● **Exercise task**:
Output solely the number of lines containing the string "JSON".

● **Data extract**:

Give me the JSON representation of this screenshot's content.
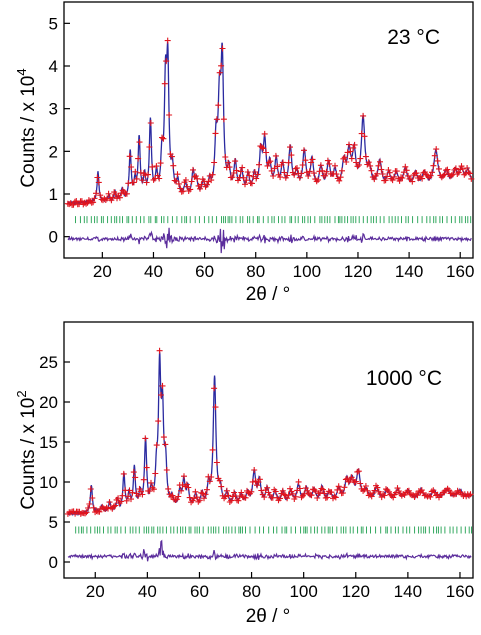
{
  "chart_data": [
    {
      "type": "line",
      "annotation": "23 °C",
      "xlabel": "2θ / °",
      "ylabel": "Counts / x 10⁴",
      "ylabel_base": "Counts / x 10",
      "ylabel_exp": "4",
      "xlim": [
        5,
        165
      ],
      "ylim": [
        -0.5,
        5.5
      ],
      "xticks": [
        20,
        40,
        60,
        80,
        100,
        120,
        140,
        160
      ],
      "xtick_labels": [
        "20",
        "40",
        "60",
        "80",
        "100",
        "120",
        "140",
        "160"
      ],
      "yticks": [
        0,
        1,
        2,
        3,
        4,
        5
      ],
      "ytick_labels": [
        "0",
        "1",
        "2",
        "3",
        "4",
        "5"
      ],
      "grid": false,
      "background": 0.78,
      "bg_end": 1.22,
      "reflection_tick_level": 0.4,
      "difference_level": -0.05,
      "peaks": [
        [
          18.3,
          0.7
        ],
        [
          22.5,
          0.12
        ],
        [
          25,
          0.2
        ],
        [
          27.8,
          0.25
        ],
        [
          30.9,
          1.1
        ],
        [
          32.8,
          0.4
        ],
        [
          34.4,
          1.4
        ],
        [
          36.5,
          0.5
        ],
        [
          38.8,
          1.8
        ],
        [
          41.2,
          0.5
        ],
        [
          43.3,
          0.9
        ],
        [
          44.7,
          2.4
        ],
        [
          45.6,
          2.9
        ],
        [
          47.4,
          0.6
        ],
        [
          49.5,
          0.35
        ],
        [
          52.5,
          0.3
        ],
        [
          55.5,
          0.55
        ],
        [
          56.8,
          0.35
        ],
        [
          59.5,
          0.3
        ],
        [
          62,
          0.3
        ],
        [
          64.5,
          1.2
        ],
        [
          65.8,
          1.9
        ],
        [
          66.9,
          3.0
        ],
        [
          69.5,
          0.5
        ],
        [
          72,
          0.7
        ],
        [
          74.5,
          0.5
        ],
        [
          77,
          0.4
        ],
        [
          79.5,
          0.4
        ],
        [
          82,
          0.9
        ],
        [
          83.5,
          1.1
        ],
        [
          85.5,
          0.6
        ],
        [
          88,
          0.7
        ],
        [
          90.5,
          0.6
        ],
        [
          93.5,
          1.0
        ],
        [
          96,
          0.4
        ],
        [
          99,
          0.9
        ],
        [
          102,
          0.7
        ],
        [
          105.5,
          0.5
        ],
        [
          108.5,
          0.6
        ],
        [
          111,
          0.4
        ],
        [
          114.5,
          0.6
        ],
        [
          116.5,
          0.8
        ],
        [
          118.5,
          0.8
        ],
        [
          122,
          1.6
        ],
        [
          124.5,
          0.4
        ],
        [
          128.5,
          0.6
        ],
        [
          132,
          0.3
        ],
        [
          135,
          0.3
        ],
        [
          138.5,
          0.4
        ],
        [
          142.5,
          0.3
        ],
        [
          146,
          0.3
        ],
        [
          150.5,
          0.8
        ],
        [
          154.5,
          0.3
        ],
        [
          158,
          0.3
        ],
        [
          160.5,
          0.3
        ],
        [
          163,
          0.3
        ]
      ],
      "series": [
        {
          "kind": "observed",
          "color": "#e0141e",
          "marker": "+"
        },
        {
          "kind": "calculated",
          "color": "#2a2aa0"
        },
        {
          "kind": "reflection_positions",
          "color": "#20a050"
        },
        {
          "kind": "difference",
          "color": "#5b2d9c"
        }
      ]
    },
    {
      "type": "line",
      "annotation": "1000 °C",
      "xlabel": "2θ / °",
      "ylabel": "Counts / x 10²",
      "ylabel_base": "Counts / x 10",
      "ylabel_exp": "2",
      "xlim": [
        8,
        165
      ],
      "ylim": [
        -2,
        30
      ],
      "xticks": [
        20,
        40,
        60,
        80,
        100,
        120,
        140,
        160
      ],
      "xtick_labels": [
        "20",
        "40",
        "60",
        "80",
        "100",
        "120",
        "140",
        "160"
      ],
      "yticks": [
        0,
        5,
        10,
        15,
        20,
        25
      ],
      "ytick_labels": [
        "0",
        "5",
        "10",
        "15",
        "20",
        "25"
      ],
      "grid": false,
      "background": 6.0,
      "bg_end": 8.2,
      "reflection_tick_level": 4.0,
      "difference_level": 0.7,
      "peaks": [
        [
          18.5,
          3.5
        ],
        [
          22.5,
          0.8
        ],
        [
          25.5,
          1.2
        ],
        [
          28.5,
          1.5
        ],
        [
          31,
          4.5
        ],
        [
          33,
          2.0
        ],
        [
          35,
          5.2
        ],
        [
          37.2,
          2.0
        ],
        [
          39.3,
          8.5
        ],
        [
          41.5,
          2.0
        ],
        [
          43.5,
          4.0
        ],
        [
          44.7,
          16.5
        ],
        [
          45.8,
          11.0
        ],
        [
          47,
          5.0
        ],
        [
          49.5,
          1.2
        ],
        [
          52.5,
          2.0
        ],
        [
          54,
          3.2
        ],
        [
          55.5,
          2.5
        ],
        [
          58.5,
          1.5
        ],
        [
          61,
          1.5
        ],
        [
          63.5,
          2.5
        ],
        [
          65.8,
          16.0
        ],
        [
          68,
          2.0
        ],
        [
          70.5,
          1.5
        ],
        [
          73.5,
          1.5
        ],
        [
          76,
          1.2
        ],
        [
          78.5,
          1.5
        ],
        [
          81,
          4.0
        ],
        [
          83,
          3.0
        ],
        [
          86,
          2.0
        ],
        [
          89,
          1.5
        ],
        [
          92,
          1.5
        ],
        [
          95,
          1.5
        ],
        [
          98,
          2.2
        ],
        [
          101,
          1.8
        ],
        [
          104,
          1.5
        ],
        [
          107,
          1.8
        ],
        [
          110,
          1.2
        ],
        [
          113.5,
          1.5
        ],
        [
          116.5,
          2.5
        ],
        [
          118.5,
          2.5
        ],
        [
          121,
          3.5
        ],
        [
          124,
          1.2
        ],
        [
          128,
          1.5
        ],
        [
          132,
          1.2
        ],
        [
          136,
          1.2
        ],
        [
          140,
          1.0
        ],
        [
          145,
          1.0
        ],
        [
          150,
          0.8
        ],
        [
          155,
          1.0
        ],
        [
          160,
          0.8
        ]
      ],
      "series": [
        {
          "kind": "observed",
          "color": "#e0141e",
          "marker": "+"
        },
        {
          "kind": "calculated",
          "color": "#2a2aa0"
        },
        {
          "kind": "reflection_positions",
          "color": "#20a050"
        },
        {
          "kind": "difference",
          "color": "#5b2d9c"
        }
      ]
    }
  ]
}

---

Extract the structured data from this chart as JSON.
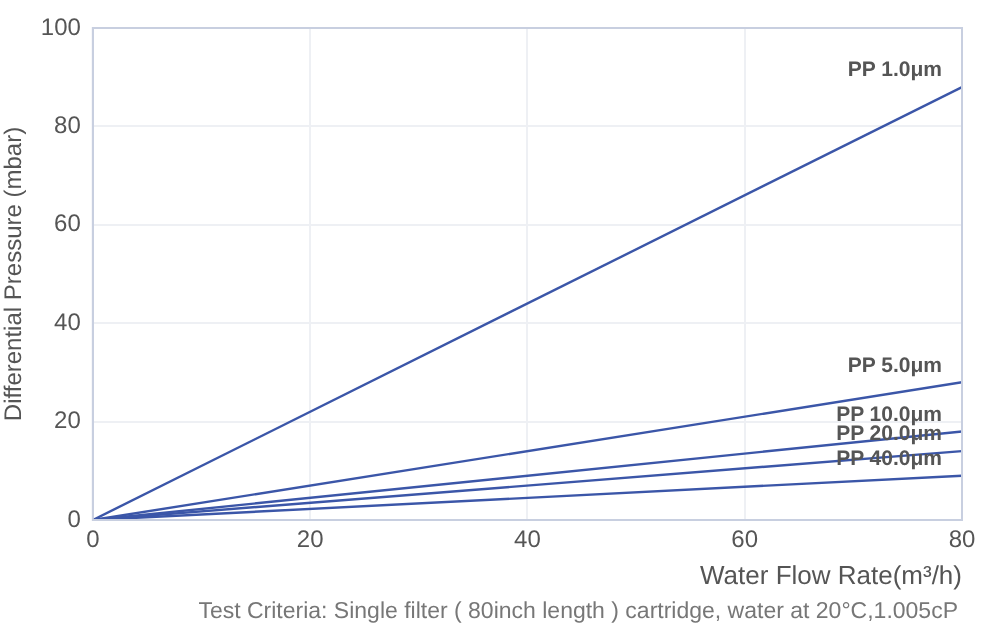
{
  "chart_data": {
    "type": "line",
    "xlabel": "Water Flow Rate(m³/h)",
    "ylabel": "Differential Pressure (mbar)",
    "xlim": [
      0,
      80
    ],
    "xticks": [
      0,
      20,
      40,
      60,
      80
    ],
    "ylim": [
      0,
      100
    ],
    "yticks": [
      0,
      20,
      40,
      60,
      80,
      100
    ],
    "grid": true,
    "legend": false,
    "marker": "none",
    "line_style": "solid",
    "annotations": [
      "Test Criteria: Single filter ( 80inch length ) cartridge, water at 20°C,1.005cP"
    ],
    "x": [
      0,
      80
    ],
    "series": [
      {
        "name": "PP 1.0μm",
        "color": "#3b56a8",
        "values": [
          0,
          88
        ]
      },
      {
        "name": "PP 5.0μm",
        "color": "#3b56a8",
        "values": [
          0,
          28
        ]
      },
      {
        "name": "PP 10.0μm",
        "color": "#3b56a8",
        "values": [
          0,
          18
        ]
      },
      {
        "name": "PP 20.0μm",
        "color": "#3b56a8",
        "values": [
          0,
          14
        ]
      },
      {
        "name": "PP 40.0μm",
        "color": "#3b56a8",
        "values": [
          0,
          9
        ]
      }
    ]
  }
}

● **Task answer**:
2